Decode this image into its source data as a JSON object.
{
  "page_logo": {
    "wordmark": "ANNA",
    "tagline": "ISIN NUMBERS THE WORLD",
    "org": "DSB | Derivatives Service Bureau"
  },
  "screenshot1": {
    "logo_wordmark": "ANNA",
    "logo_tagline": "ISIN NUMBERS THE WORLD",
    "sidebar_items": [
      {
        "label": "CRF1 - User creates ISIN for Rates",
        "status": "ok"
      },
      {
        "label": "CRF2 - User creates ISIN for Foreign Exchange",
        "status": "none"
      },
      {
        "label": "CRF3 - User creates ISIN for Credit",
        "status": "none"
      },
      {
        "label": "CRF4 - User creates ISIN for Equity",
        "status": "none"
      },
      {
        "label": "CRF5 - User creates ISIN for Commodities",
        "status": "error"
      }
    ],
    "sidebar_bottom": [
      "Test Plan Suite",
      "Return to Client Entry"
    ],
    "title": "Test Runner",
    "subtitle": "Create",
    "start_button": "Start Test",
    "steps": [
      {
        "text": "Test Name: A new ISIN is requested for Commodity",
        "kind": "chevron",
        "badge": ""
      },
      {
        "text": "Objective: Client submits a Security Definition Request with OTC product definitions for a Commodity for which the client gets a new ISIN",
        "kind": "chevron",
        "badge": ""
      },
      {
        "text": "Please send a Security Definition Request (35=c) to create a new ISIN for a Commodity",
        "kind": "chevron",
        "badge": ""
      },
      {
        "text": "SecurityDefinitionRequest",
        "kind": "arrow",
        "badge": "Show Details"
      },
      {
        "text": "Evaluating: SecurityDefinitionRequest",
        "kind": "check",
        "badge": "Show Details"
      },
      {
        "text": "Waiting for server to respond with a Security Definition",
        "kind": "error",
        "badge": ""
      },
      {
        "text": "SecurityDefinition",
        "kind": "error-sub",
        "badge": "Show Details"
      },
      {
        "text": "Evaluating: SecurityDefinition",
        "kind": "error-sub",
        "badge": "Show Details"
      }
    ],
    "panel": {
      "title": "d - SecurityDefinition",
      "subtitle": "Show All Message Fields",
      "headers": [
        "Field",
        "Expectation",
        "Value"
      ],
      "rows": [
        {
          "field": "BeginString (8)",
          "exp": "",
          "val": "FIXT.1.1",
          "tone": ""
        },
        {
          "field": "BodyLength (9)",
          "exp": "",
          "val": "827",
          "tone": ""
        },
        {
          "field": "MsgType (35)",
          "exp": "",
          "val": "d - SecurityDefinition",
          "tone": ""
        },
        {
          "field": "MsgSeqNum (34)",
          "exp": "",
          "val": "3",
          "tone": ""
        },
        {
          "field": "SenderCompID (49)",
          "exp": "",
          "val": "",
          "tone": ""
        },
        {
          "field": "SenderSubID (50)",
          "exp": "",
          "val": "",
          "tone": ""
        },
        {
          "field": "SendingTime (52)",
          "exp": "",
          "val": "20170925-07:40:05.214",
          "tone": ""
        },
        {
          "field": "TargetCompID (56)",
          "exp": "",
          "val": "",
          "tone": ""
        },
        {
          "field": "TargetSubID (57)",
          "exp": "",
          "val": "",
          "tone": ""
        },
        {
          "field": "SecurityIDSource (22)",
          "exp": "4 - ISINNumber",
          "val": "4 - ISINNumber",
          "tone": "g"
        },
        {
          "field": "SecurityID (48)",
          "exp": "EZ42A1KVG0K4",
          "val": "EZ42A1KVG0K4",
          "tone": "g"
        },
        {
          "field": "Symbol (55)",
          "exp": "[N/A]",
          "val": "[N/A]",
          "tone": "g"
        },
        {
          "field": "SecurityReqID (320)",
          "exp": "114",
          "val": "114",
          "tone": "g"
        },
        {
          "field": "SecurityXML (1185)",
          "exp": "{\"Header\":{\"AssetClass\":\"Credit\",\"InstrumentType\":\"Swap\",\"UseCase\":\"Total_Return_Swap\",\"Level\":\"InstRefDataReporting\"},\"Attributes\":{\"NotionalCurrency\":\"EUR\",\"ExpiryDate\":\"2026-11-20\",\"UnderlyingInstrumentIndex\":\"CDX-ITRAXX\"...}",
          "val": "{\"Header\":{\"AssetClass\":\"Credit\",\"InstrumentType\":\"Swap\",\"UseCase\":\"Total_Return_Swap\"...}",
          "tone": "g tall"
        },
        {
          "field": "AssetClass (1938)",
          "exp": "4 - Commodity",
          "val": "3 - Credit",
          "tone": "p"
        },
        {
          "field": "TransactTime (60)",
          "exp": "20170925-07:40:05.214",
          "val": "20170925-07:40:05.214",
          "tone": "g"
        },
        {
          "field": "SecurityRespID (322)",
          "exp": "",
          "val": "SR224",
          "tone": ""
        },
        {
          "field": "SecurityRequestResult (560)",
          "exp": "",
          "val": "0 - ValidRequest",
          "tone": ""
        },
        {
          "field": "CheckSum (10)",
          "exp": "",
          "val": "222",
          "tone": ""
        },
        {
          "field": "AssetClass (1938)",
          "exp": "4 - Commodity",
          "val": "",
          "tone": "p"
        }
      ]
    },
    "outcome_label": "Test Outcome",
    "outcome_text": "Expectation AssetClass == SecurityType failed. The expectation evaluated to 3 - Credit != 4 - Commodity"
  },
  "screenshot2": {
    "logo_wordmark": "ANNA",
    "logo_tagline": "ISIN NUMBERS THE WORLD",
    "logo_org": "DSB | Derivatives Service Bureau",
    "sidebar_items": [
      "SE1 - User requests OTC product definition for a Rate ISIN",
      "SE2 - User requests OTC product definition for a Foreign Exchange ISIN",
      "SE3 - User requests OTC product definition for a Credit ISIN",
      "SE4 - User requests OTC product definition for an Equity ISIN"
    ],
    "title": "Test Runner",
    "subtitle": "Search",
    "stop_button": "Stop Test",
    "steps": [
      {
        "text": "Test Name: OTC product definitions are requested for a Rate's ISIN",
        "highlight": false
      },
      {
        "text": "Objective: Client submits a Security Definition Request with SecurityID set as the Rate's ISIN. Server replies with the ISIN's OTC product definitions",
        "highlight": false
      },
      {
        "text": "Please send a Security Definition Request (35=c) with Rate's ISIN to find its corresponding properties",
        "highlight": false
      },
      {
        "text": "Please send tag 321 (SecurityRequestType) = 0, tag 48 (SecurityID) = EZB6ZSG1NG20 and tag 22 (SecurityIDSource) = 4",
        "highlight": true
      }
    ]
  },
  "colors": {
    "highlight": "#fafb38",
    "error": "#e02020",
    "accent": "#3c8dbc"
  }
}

SHORT PROBLEM → Pick out each line that holds the string "Service".

COMPLETE RESPONSE →
    "org": "DSB | Derivatives Service Bureau"
    "logo_org": "DSB | Derivatives Service Bureau",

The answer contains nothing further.